**Source extract**.

────

Recursive Relationship on Dictionary Table
Asked Answered
D

4

2

I'm working on a poor, but ok for us, full-text search using only PSQL in Firebird. I'll try to simplify as much as possible by focusing on my problem:

Summing up, this a dictionary table:

SELECT * FROM FTS_KEYWORDS

 ID | KEYWORD
----+-----------
  1 | 'FORD'
  1 | 'MUSTANG'
  1 | '2010'
  2 | 'FORD'
  2 | 'FUSION'
  2 | 'TURBO'
  2 | '2010'
  3 | 'FORD'
  3 | 'RANGER'
  3 | 'TURBO'
  3 | '2010'
  3 | 'BLACK'

There is too a FTS_TOKENIZE() procedure to get the words from the whole strings


Case 1: User search with 1 keyword

SELECT TOKENS FROM FTS_TOKENIZE('FORD')

 TOKENS
-------------
  'FORD'

This would then be the SQL required to get the correct results:

:TOKEN_1 = 'FORD'

SELECT DISTINCT ID
FROM FTS_KEYWORDS
WHERE (KEYWORD STARTING :TOKEN_1)

 ID 
-----
  1
  2 
  3 

Case 2: User search with 3 keywords

SELECT TOKENS FROM FTS_TOKENIZE('FORD 2010 BLACK')

 TOKENS
-------------
 'FORD'
 '2010'
 'BLACK'

So, SQL to retrieve the correct values:

:TOKEN_1 = 'FORD'
:TOKEN_2 = '2010'
:TOKEN_3 = 'BLACK'

SELECT DISTINCT K1.ID
FROM FTS_KEYWORDS K1
WHERE (K1.KEYWORD STARTING :TOKEN_1)
  AND (K1.ID IN (SELECT DISTINCT K2.ID
                 FROM FTS_KEYWORDS K2
                 WHERE (K2.KEYWORD STARTING :TOKEN_2)))
                   AND (K2.ID IN (SELECT DISTINCT K3.ID
                                  FROM FTS_KEYWORDS K3
                                  WHERE (K3.KEYWORD STARTING :TOKEN_3)))

 ID 
-----
  3 

ID 3 is the only ID that has all the keywords matching the search.

The SQL to retrieve values is a recursive nested by the tokens amount user query search.

Currently, in a procedure FTS_SEARCH(), I build a SQL string and use then in an EXECUTE STATEMENT way, but I do not think this is ideal.

────

**Collected material**.
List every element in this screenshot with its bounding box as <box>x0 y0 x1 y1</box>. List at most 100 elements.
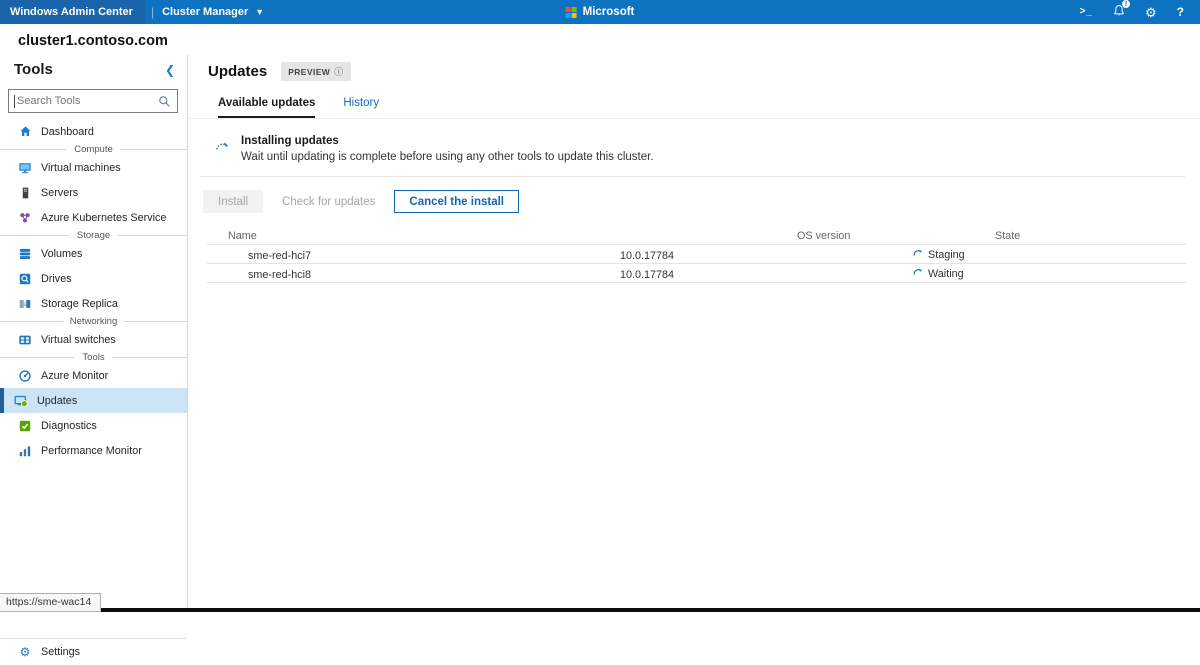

────

**Tasks for this exercise**.
1. In the Firebird dictionary-table post, which ID is the only one that has all the keywords matching the three-keyword search?
2. Transcribe the Firebird dictionary-table post from "ID 3 is the" to "user query search.".
3. Does each statement agree with the Firebird dictionary-table post? Answer yes or no for each, quoting the deciding words.
(a) The full-text search is built using only PSQL in Firebird.
(b) The author considers building a SQL string and running it with EXECUTE STATEMENT to be ideal.
(c) The FTS_TOKENIZE() procedure is used to get the words from the whole strings.

**Expected responses**.
1. ID 3

2.
ID 3 is the only ID that has all the keywords matching the search.

The SQL to retrieve values is a recursive nested by the tokens amount user query search.

3.
(a) Yes: "full-text search using only PSQL in Firebird"
(b) No: "but I do not think this is ideal"
(c) Yes: "There is too a FTS_TOKENIZE() procedure to get the words from the whole strings"